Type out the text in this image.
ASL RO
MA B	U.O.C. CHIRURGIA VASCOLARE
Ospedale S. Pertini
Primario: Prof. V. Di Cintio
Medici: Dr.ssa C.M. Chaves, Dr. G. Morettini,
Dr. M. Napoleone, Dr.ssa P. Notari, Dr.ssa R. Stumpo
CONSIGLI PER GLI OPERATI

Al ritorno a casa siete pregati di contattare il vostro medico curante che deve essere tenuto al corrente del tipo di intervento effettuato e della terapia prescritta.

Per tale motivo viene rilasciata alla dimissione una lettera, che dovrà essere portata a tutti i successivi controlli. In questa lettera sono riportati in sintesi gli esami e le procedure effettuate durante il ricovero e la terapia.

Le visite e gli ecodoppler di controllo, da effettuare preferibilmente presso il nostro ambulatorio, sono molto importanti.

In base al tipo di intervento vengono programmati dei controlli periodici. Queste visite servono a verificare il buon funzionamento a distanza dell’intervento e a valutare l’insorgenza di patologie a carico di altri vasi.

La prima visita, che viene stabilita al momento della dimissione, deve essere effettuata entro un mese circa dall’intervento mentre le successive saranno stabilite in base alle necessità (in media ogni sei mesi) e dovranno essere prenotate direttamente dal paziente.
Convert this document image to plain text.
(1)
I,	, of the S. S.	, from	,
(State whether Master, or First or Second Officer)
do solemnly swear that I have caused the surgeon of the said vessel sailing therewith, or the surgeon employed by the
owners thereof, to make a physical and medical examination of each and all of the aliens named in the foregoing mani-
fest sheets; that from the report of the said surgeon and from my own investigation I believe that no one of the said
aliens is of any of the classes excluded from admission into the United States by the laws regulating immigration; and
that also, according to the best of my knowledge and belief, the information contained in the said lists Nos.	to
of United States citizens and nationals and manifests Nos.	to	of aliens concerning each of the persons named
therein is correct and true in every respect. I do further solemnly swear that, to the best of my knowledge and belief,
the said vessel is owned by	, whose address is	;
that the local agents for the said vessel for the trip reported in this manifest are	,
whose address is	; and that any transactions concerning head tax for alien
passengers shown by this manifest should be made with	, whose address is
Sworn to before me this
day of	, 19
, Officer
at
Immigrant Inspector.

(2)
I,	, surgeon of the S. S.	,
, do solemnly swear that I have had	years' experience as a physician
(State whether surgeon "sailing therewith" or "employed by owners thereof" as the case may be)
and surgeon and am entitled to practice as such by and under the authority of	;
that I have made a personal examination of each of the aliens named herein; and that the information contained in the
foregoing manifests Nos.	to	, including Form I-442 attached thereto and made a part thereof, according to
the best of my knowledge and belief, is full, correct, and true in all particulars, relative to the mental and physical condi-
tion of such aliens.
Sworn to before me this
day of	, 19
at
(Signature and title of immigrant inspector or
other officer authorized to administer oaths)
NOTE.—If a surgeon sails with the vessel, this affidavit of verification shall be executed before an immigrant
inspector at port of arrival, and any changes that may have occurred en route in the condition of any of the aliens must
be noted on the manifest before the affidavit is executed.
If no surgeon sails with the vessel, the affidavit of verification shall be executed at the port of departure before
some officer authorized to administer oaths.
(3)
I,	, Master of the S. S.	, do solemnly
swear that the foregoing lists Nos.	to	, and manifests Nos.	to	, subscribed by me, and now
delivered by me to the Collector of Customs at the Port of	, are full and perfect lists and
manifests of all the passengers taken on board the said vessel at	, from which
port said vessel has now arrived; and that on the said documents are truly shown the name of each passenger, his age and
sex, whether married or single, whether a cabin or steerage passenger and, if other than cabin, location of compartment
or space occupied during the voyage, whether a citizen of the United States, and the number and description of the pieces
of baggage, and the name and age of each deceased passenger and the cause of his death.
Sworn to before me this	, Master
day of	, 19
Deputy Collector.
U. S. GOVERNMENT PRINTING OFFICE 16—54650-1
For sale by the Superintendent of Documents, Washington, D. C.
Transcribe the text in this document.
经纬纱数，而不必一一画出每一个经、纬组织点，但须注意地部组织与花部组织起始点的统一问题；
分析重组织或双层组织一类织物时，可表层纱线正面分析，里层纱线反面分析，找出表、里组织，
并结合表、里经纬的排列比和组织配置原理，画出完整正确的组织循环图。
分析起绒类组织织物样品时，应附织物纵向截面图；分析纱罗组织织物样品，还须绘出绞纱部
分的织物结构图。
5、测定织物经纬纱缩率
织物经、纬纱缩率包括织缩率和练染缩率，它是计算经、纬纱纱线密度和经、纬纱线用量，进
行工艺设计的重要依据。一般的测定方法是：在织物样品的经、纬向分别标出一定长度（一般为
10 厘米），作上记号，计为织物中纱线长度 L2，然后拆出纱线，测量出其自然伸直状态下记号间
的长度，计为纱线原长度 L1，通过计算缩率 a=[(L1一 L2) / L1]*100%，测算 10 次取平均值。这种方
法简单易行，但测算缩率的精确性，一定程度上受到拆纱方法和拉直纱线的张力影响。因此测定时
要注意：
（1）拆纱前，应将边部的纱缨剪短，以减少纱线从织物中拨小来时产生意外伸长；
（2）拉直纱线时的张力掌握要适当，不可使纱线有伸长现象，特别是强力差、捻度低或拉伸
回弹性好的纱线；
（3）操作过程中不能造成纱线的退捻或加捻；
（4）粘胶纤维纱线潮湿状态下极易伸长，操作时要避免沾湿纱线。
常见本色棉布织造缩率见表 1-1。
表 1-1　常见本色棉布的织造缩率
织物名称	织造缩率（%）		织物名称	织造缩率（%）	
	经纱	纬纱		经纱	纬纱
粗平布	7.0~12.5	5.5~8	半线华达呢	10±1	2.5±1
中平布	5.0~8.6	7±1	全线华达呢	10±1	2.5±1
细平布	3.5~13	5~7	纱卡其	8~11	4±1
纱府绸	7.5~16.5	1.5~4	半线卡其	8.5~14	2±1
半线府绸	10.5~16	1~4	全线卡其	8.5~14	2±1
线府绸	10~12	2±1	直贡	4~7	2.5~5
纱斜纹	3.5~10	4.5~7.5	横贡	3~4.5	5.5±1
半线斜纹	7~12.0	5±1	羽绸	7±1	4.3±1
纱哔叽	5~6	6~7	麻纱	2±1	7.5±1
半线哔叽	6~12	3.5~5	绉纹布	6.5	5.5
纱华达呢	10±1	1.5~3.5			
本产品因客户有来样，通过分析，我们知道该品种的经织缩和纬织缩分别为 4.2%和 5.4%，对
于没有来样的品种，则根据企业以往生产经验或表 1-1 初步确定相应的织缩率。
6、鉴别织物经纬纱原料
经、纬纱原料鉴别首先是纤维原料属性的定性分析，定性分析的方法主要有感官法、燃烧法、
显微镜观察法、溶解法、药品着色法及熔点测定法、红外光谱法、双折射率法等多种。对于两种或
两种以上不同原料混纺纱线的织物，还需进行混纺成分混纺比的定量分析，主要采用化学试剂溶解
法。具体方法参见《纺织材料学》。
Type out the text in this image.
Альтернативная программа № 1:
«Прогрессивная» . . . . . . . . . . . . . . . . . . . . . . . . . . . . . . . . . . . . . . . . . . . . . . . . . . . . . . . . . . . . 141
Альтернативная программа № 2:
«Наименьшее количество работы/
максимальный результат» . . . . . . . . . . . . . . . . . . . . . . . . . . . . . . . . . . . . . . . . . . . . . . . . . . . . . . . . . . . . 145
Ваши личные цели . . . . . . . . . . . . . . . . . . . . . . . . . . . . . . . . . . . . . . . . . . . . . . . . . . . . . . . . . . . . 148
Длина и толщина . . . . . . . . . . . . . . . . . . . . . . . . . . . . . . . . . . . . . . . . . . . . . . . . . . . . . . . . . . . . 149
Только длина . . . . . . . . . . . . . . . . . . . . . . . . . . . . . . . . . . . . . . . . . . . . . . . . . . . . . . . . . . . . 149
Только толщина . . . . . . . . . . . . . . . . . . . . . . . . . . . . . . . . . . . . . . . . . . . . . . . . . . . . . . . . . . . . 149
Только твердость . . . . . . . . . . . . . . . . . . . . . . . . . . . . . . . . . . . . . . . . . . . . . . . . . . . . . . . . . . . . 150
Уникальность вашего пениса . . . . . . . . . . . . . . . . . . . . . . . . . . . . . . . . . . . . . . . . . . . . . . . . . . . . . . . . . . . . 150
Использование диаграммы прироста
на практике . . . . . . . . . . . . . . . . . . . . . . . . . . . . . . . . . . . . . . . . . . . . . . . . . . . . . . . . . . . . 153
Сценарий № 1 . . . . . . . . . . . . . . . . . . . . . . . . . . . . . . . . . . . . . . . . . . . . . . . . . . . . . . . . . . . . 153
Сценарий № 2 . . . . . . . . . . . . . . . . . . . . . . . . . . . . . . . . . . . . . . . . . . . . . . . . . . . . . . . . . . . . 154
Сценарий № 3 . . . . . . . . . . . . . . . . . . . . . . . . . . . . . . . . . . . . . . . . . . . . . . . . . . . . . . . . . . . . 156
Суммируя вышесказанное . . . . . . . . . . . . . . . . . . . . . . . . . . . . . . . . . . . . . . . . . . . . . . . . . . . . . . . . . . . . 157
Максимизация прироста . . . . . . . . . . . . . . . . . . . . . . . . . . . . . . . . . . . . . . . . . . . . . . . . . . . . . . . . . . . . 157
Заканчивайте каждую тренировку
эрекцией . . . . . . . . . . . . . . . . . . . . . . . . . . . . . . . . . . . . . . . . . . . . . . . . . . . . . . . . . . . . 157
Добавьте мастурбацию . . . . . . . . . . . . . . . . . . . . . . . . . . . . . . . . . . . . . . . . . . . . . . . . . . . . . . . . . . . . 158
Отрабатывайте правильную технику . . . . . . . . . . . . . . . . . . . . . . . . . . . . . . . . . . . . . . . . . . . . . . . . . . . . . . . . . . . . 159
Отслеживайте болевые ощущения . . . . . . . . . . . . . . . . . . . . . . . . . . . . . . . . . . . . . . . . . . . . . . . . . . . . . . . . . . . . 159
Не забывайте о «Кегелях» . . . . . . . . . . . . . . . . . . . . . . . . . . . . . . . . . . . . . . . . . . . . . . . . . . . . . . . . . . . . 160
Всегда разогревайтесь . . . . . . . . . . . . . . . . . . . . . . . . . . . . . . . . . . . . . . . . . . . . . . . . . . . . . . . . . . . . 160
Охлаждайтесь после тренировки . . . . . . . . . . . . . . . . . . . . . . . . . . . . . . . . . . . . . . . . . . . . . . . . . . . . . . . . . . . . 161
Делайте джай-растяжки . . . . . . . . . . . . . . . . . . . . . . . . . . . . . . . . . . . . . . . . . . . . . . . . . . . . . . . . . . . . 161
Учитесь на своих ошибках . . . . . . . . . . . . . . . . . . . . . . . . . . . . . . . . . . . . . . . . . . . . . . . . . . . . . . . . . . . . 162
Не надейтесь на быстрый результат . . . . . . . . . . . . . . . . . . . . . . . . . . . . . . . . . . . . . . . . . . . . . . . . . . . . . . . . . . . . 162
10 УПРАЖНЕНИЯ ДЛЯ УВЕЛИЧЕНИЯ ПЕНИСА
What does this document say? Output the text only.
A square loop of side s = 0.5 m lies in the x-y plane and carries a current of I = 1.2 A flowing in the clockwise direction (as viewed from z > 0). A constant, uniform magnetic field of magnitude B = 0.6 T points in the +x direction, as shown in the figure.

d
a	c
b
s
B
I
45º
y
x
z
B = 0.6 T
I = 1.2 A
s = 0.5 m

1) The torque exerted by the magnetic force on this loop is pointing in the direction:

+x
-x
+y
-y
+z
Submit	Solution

Goal of the exercise
Repeat exactly the lines from the line containing "What does this" through the last line of the records above, including both, and nothing else.

Answer in full
What does this document say? Output the text only.
A square loop of side s = 0.5 m lies in the x-y plane and carries a current of I = 1.2 A flowing in the clockwise direction (as viewed from z > 0). A constant, uniform magnetic field of magnitude B = 0.6 T points in the +x direction, as shown in the figure.

d
a	c
b
s
B
I
45º
y
x
z
B = 0.6 T
I = 1.2 A
s = 0.5 m

1) The torque exerted by the magnetic force on this loop is pointing in the direction:

+x
-x
+y
-y
+z
Submit	Solution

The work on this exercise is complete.